# [Directions for this task]
Omit the images, then output each of the records below exactly.

# [Given data]
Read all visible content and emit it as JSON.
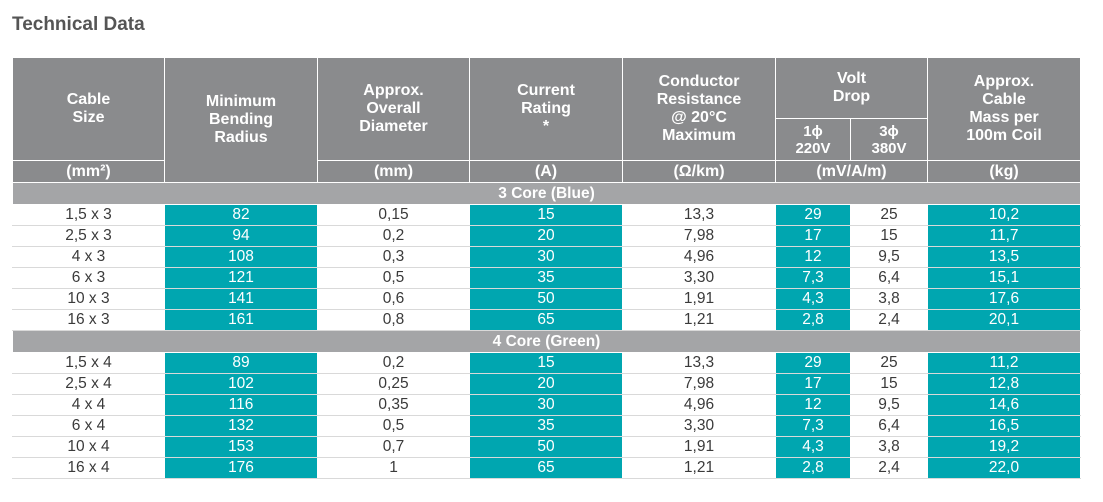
{
  "title": "Technical Data",
  "colors": {
    "header": "#8a8b8d",
    "group": "#a4a5a7",
    "teal": "#00a6b0"
  },
  "headers": {
    "cable_size": [
      "Cable",
      "Size"
    ],
    "bending": [
      "Minimum",
      "Bending",
      "Radius"
    ],
    "diameter": [
      "Approx.",
      "Overall",
      "Diameter"
    ],
    "current": [
      "Current",
      "Rating",
      "*"
    ],
    "resistance": [
      "Conductor",
      "Resistance",
      "@ 20°C",
      "Maximum"
    ],
    "volt_drop": [
      "Volt",
      "Drop"
    ],
    "vd_1ph": [
      "1ϕ",
      "220V"
    ],
    "vd_3ph": [
      "3ϕ",
      "380V"
    ],
    "mass": [
      "Approx.",
      "Cable",
      "Mass per",
      "100m Coil"
    ]
  },
  "units": [
    "(mm²)",
    "",
    "(mm)",
    "(A)",
    "(Ω/km)",
    "(mV/A/m)",
    "(kg)"
  ],
  "groups": [
    {
      "label": "3 Core (Blue)",
      "rows": [
        [
          "1,5 x 3",
          "82",
          "0,15",
          "15",
          "13,3",
          "29",
          "25",
          "10,2"
        ],
        [
          "2,5 x 3",
          "94",
          "0,2",
          "20",
          "7,98",
          "17",
          "15",
          "11,7"
        ],
        [
          "4 x 3",
          "108",
          "0,3",
          "30",
          "4,96",
          "12",
          "9,5",
          "13,5"
        ],
        [
          "6 x 3",
          "121",
          "0,5",
          "35",
          "3,30",
          "7,3",
          "6,4",
          "15,1"
        ],
        [
          "10 x 3",
          "141",
          "0,6",
          "50",
          "1,91",
          "4,3",
          "3,8",
          "17,6"
        ],
        [
          "16 x 3",
          "161",
          "0,8",
          "65",
          "1,21",
          "2,8",
          "2,4",
          "20,1"
        ]
      ]
    },
    {
      "label": "4 Core (Green)",
      "rows": [
        [
          "1,5 x 4",
          "89",
          "0,2",
          "15",
          "13,3",
          "29",
          "25",
          "11,2"
        ],
        [
          "2,5 x 4",
          "102",
          "0,25",
          "20",
          "7,98",
          "17",
          "15",
          "12,8"
        ],
        [
          "4 x 4",
          "116",
          "0,35",
          "30",
          "4,96",
          "12",
          "9,5",
          "14,6"
        ],
        [
          "6 x 4",
          "132",
          "0,5",
          "35",
          "3,30",
          "7,3",
          "6,4",
          "16,5"
        ],
        [
          "10 x 4",
          "153",
          "0,7",
          "50",
          "1,91",
          "4,3",
          "3,8",
          "19,2"
        ],
        [
          "16 x 4",
          "176",
          "1",
          "65",
          "1,21",
          "2,8",
          "2,4",
          "22,0"
        ]
      ]
    }
  ]
}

# [Answer to this task]
Read all visible content and emit it as JSON.
{
  "title": "Technical Data",
  "colors": {
    "header": "#8a8b8d",
    "group": "#a4a5a7",
    "teal": "#00a6b0"
  },
  "headers": {
    "cable_size": [
      "Cable",
      "Size"
    ],
    "bending": [
      "Minimum",
      "Bending",
      "Radius"
    ],
    "diameter": [
      "Approx.",
      "Overall",
      "Diameter"
    ],
    "current": [
      "Current",
      "Rating",
      "*"
    ],
    "resistance": [
      "Conductor",
      "Resistance",
      "@ 20°C",
      "Maximum"
    ],
    "volt_drop": [
      "Volt",
      "Drop"
    ],
    "vd_1ph": [
      "1ϕ",
      "220V"
    ],
    "vd_3ph": [
      "3ϕ",
      "380V"
    ],
    "mass": [
      "Approx.",
      "Cable",
      "Mass per",
      "100m Coil"
    ]
  },
  "units": [
    "(mm²)",
    "",
    "(mm)",
    "(A)",
    "(Ω/km)",
    "(mV/A/m)",
    "(kg)"
  ],
  "groups": [
    {
      "label": "3 Core (Blue)",
      "rows": [
        [
          "1,5 x 3",
          "82",
          "0,15",
          "15",
          "13,3",
          "29",
          "25",
          "10,2"
        ],
        [
          "2,5 x 3",
          "94",
          "0,2",
          "20",
          "7,98",
          "17",
          "15",
          "11,7"
        ],
        [
          "4 x 3",
          "108",
          "0,3",
          "30",
          "4,96",
          "12",
          "9,5",
          "13,5"
        ],
        [
          "6 x 3",
          "121",
          "0,5",
          "35",
          "3,30",
          "7,3",
          "6,4",
          "15,1"
        ],
        [
          "10 x 3",
          "141",
          "0,6",
          "50",
          "1,91",
          "4,3",
          "3,8",
          "17,6"
        ],
        [
          "16 x 3",
          "161",
          "0,8",
          "65",
          "1,21",
          "2,8",
          "2,4",
          "20,1"
        ]
      ]
    },
    {
      "label": "4 Core (Green)",
      "rows": [
        [
          "1,5 x 4",
          "89",
          "0,2",
          "15",
          "13,3",
          "29",
          "25",
          "11,2"
        ],
        [
          "2,5 x 4",
          "102",
          "0,25",
          "20",
          "7,98",
          "17",
          "15",
          "12,8"
        ],
        [
          "4 x 4",
          "116",
          "0,35",
          "30",
          "4,96",
          "12",
          "9,5",
          "14,6"
        ],
        [
          "6 x 4",
          "132",
          "0,5",
          "35",
          "3,30",
          "7,3",
          "6,4",
          "16,5"
        ],
        [
          "10 x 4",
          "153",
          "0,7",
          "50",
          "1,91",
          "4,3",
          "3,8",
          "19,2"
        ],
        [
          "16 x 4",
          "176",
          "1",
          "65",
          "1,21",
          "2,8",
          "2,4",
          "22,0"
        ]
      ]
    }
  ]
}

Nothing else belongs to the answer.